■ **TASK REQUIREMENTS**: Find and copy lines holding "color".

Collected data:
>>>>>
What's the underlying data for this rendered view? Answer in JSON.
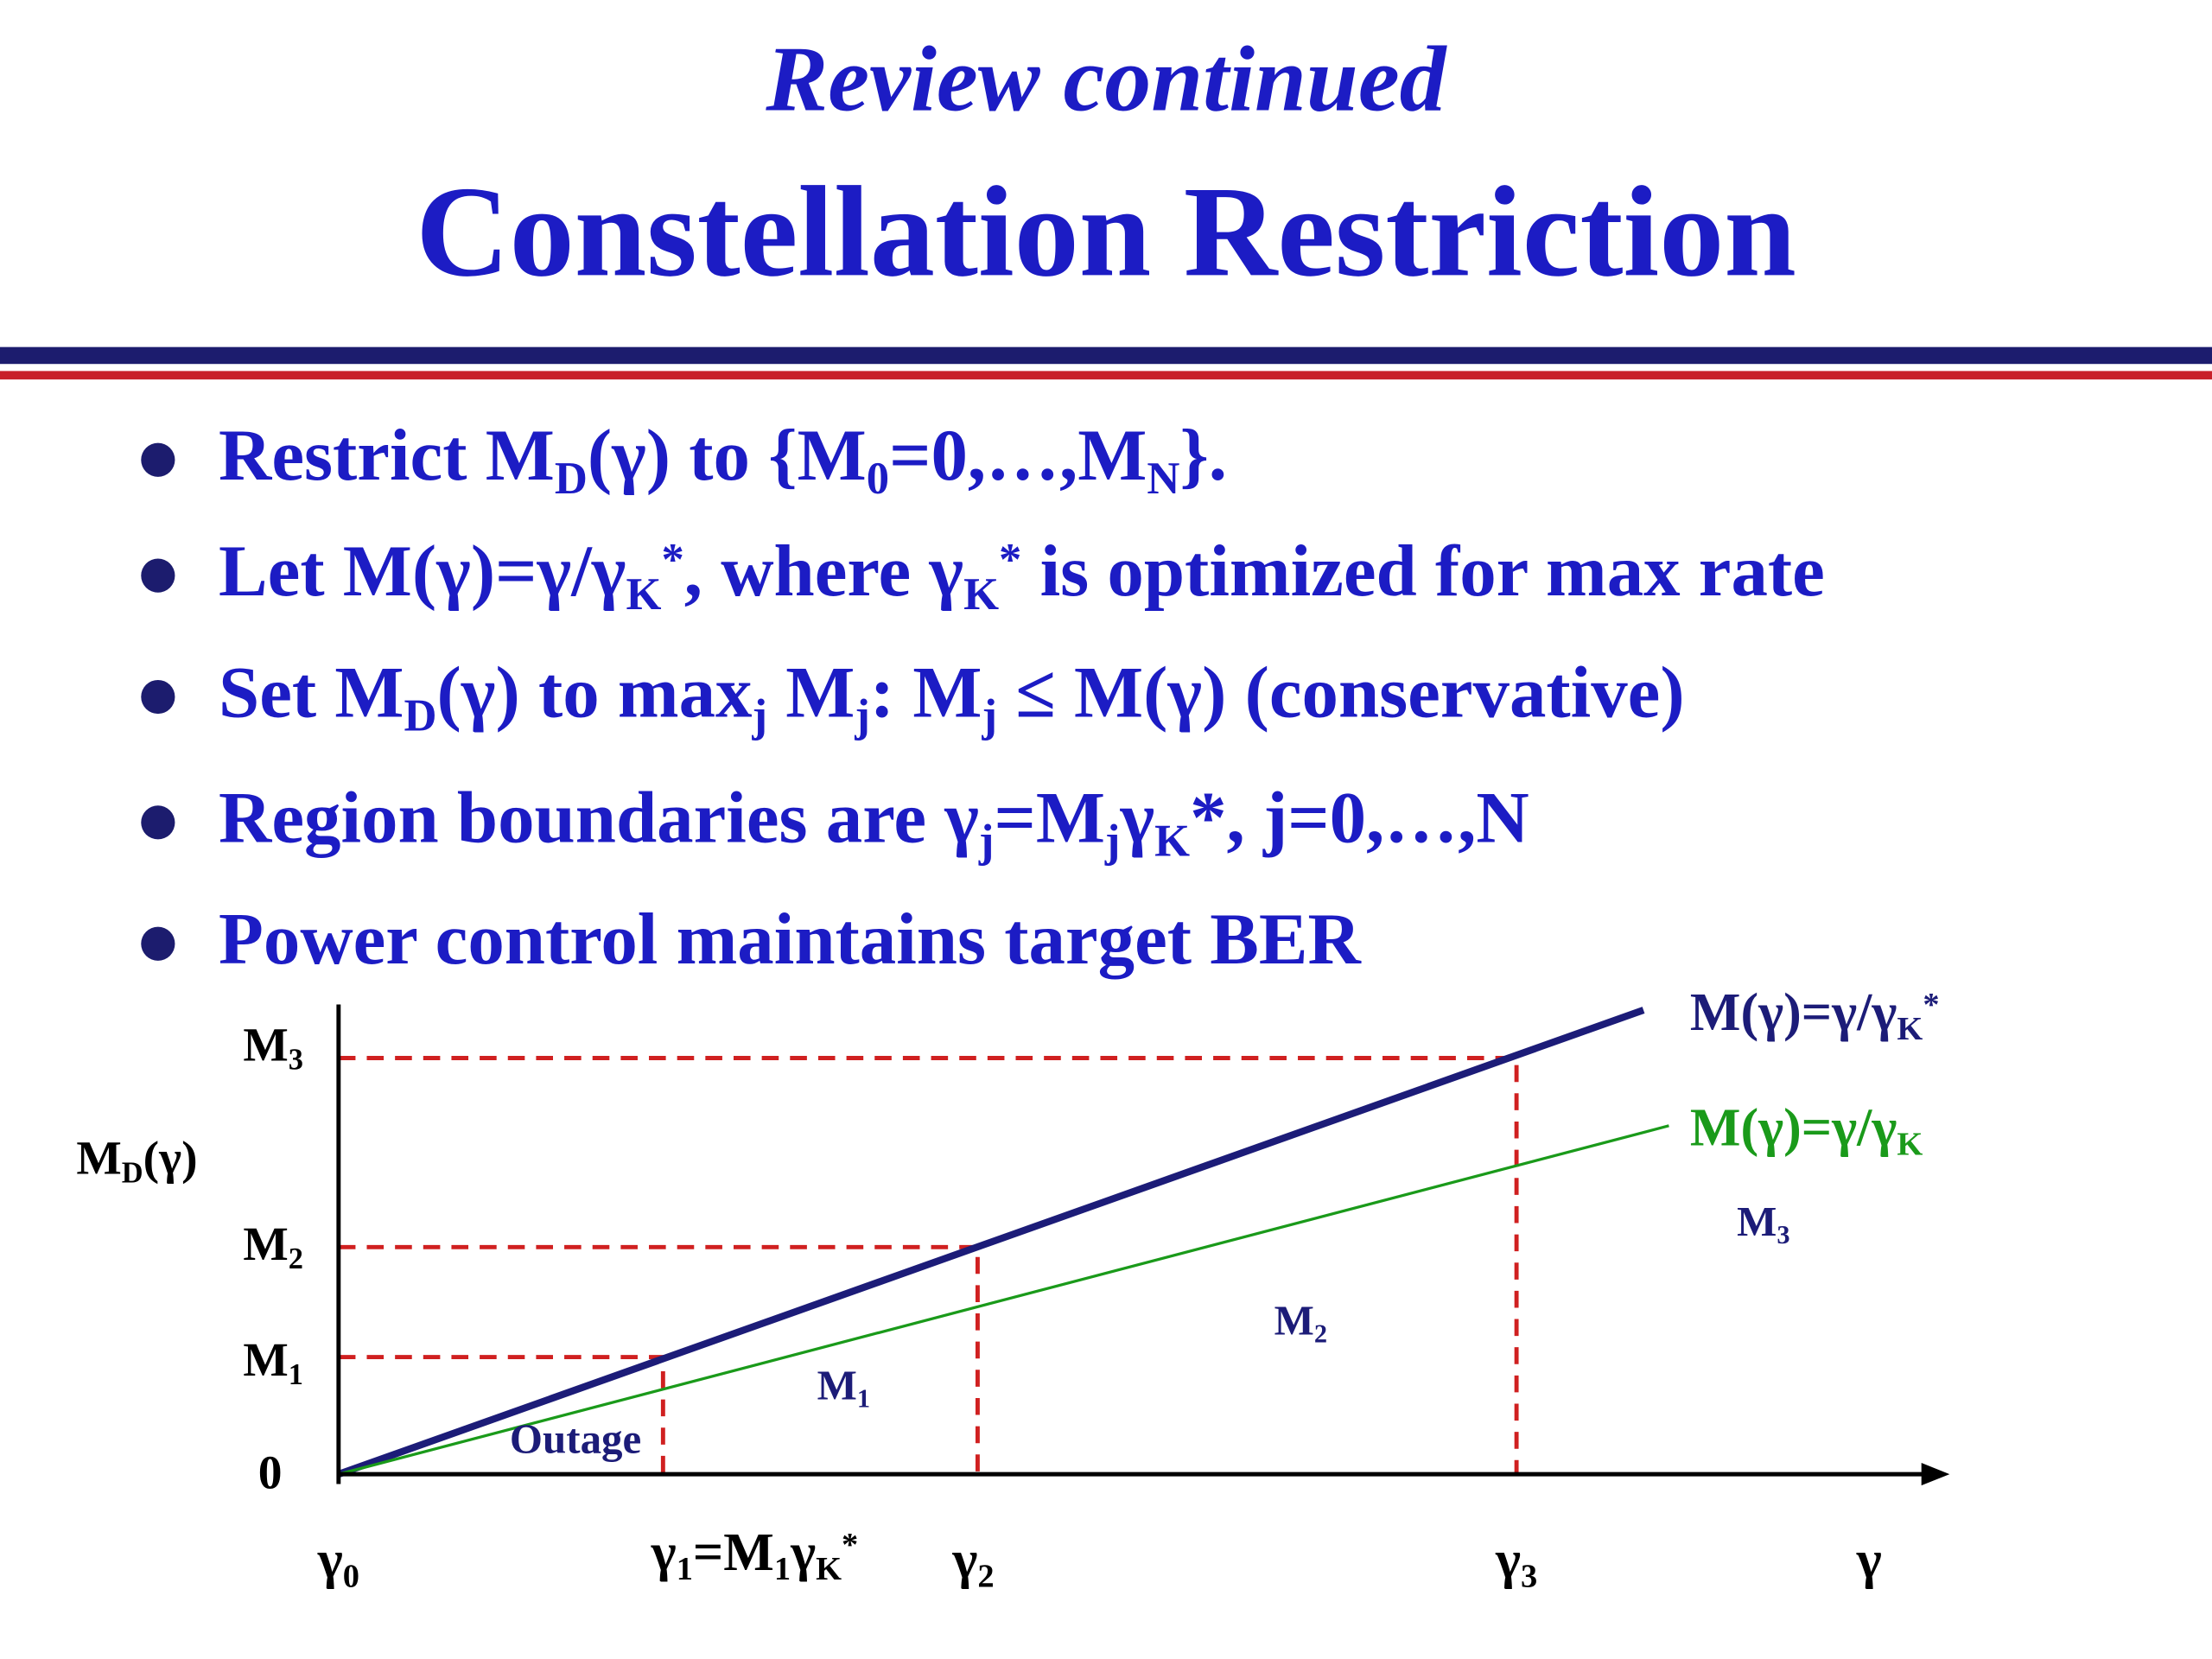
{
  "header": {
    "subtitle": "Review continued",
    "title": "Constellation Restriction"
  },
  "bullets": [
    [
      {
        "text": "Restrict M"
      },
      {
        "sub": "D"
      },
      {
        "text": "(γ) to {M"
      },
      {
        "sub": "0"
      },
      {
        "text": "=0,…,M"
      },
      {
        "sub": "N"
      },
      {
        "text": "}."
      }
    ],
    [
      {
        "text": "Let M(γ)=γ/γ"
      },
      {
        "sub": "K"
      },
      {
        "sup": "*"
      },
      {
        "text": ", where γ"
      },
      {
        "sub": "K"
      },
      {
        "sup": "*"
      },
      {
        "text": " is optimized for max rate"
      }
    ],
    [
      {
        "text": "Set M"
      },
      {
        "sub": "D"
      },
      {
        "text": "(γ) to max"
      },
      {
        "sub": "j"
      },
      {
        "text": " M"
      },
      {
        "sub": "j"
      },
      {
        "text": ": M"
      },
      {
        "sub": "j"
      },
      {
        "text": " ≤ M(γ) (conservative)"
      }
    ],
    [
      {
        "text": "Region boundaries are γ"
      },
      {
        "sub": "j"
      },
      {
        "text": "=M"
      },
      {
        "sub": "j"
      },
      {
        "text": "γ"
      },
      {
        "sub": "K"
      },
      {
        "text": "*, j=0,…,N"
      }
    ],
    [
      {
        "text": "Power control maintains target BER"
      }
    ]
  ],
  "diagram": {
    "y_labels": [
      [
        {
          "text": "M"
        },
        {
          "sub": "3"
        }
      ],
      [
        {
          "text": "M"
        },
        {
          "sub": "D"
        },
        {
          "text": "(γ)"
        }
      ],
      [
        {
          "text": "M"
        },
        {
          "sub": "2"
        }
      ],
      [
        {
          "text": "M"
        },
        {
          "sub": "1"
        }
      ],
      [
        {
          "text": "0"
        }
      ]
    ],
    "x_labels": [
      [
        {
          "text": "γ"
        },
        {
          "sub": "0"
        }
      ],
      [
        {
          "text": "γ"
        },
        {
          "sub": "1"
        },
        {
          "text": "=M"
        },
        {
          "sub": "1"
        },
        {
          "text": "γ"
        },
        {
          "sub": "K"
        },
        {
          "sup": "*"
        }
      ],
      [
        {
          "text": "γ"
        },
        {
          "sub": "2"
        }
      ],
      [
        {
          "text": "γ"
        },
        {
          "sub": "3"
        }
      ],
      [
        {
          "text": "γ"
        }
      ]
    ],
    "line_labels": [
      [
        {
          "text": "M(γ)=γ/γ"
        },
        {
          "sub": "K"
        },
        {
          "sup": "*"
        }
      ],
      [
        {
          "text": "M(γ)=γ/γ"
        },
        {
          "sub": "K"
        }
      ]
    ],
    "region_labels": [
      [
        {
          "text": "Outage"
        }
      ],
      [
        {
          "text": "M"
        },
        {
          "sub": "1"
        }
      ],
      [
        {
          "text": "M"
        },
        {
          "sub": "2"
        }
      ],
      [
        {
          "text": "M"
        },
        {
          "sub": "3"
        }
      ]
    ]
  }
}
<<<<<
>>>>>
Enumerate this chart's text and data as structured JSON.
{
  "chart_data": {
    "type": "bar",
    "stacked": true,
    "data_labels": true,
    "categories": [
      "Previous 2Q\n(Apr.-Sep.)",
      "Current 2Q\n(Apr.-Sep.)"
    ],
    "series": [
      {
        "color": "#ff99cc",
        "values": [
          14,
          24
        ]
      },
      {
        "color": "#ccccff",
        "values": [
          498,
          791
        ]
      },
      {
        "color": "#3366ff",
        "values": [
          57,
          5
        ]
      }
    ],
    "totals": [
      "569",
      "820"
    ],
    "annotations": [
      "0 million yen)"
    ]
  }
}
<<<<<
>>>>>
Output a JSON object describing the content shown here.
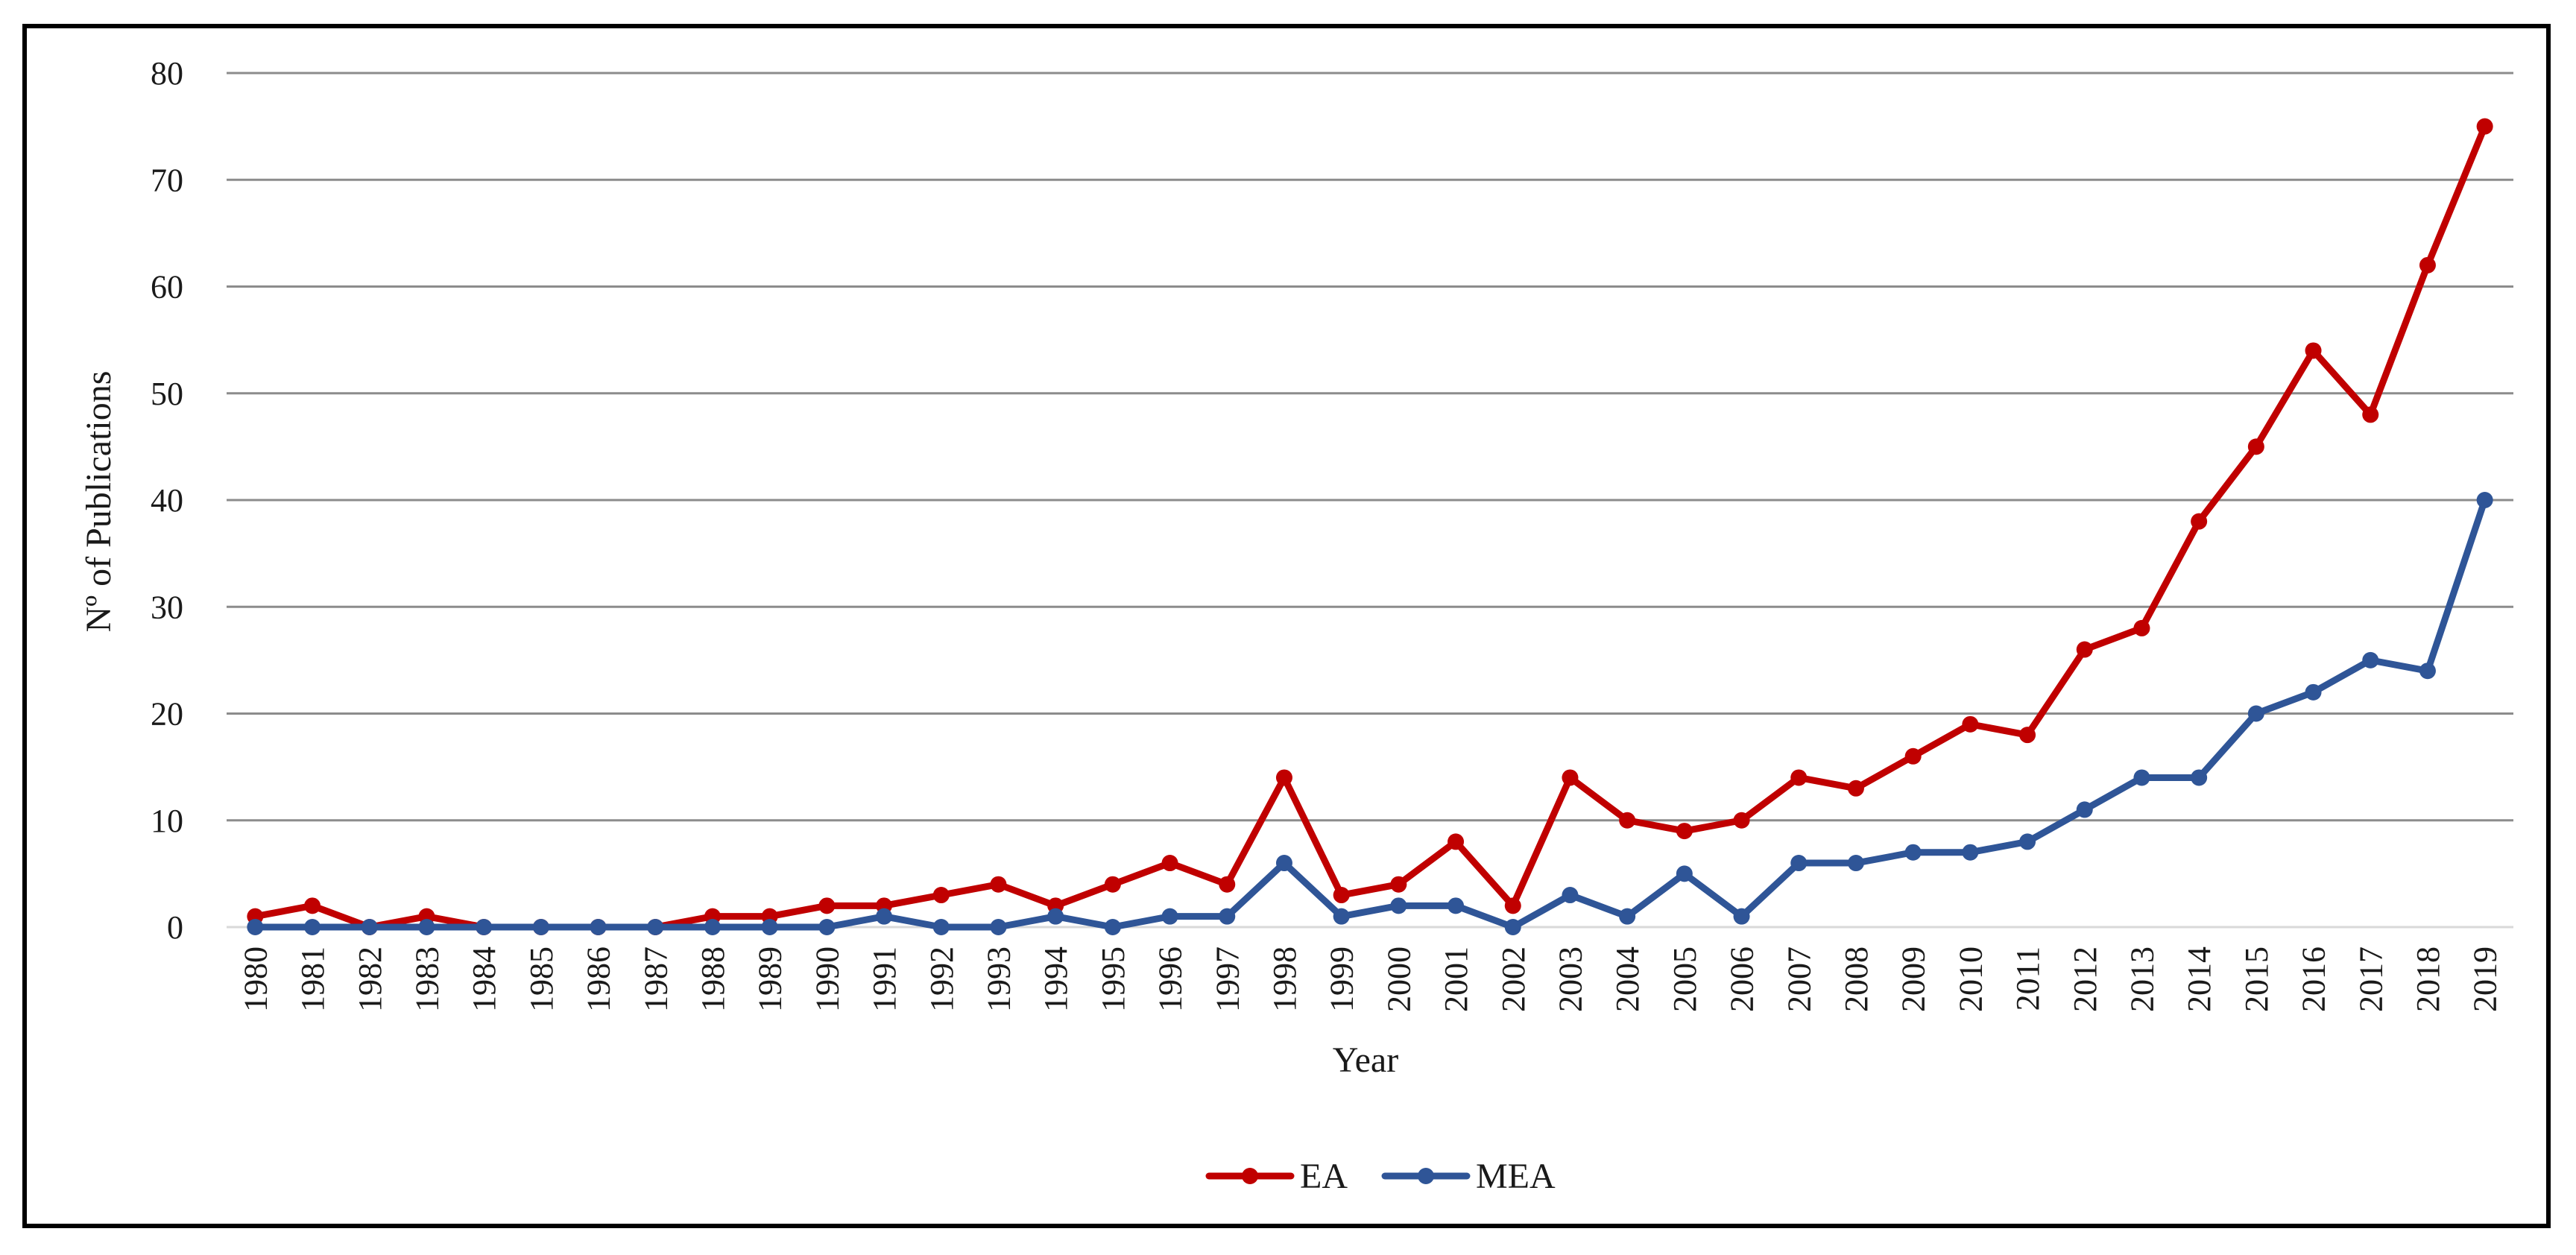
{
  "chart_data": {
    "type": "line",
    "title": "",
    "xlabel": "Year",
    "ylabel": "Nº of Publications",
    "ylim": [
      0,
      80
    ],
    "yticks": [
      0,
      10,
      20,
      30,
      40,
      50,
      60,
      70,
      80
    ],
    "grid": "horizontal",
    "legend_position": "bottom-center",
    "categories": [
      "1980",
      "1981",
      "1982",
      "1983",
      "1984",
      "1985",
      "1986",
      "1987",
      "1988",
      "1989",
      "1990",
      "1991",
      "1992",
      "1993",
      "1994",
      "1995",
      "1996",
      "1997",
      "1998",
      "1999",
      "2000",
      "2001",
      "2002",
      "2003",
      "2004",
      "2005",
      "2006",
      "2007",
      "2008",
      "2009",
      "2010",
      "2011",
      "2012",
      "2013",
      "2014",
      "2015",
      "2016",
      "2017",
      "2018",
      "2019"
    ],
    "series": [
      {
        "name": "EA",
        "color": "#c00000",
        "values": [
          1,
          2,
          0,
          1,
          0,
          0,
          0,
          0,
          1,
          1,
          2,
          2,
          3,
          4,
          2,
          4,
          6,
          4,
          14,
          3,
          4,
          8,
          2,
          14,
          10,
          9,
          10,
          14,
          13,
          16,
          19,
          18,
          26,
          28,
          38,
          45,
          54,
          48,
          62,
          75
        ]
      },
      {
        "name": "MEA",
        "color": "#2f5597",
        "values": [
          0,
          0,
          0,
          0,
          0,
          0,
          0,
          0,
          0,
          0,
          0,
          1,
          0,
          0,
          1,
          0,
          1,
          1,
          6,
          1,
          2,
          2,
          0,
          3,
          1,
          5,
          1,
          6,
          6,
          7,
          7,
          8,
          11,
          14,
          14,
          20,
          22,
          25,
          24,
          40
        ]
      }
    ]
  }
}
<<<<<
■ **WRITTEN RESPONSE**:
        "color": "#ff99cc",
        "color": "#ccccff",
        "color": "#3366ff",
        "color": "#c00000",
        "color": "#2f5597",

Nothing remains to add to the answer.